Gather every line of the entries that includes the word "name".
━━━━━ Supplied records
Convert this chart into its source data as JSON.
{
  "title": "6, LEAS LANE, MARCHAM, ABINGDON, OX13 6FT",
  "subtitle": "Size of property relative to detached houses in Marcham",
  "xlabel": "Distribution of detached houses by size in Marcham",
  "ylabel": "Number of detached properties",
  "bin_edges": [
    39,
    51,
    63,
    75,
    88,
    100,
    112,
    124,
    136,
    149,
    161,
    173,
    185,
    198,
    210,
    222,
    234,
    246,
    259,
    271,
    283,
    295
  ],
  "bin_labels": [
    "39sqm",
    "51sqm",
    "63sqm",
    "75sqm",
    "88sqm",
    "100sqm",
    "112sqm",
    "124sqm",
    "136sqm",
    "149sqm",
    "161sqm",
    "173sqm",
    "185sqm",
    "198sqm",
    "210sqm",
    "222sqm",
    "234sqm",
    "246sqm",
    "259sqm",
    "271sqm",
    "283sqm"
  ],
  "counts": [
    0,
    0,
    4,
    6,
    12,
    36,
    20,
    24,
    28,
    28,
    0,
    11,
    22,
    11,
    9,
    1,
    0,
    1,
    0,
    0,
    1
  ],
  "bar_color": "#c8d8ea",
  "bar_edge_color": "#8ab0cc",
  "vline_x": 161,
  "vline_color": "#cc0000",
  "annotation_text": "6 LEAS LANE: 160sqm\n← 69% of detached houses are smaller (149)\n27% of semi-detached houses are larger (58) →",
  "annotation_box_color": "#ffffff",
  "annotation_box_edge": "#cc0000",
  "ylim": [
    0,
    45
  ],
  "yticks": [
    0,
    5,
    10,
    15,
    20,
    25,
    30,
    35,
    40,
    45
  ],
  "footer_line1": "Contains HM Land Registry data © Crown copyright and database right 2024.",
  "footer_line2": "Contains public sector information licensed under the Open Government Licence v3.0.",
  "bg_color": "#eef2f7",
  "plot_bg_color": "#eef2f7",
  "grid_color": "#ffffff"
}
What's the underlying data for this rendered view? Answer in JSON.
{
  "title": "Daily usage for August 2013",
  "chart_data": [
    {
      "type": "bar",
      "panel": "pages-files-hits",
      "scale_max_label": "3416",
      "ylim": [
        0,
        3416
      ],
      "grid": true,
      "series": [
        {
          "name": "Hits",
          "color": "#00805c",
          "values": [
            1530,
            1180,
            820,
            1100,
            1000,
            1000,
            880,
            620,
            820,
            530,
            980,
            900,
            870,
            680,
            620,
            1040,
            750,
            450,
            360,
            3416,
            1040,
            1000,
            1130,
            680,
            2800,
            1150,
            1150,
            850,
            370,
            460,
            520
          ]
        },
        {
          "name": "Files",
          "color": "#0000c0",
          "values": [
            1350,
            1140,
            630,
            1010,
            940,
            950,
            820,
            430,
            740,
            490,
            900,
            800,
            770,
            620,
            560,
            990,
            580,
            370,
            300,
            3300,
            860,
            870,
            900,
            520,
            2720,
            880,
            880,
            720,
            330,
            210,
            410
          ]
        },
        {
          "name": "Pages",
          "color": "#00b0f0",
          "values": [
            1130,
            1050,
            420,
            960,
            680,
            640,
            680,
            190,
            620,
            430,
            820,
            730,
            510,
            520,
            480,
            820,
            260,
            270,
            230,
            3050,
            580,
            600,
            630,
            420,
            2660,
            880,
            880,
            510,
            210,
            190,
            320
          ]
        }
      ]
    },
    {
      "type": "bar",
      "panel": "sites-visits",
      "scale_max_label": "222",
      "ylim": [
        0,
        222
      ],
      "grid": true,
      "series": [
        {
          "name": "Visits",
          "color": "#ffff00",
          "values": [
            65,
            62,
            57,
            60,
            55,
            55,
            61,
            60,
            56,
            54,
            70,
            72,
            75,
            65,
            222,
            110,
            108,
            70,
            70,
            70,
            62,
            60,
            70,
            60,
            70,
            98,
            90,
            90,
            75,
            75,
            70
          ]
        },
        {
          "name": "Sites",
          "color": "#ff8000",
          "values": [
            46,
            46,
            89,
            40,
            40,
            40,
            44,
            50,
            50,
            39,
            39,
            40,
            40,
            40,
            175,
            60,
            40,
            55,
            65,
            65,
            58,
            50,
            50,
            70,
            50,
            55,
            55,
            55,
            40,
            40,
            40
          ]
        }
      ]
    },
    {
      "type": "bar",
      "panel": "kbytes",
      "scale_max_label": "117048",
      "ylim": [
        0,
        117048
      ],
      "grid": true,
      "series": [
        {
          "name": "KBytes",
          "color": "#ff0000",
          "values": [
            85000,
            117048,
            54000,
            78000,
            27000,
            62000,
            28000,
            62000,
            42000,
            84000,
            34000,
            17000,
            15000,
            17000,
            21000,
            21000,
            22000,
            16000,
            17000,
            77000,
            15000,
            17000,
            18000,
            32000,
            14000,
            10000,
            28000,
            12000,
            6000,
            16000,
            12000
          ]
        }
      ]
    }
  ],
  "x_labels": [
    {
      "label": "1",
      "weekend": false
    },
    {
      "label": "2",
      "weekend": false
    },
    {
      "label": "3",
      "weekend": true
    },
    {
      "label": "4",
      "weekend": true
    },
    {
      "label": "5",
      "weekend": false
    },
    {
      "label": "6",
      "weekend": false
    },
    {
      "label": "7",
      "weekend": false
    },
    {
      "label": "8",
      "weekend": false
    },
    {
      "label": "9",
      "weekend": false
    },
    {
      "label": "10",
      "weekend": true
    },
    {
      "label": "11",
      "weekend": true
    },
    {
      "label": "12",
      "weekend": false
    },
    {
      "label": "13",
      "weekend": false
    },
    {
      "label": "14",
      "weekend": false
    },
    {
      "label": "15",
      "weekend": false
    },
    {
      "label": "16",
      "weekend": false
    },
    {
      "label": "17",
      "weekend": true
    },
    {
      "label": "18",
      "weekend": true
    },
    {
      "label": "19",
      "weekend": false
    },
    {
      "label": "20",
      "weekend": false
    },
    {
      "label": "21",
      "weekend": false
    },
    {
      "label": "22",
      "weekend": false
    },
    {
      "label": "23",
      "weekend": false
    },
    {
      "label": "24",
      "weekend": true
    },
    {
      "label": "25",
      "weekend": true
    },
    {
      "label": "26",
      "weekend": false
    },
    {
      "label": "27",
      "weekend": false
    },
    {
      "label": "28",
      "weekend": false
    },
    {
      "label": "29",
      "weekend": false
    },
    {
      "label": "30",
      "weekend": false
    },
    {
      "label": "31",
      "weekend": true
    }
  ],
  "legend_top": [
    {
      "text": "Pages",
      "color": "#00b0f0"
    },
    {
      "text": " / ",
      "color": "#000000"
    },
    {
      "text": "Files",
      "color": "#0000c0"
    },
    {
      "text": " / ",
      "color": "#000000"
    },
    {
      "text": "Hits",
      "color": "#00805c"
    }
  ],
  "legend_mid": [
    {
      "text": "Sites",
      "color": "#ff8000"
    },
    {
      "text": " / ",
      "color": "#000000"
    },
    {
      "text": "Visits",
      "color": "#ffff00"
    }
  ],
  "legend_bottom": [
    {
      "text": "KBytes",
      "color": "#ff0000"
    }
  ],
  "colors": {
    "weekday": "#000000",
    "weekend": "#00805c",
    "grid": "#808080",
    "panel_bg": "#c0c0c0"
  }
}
━━━━━━━━━━
• **Answer to this problem**:
          "name": "Hits",
          "name": "Files",
          "name": "Pages",
          "name": "Visits",
          "name": "Sites",
          "name": "KBytes",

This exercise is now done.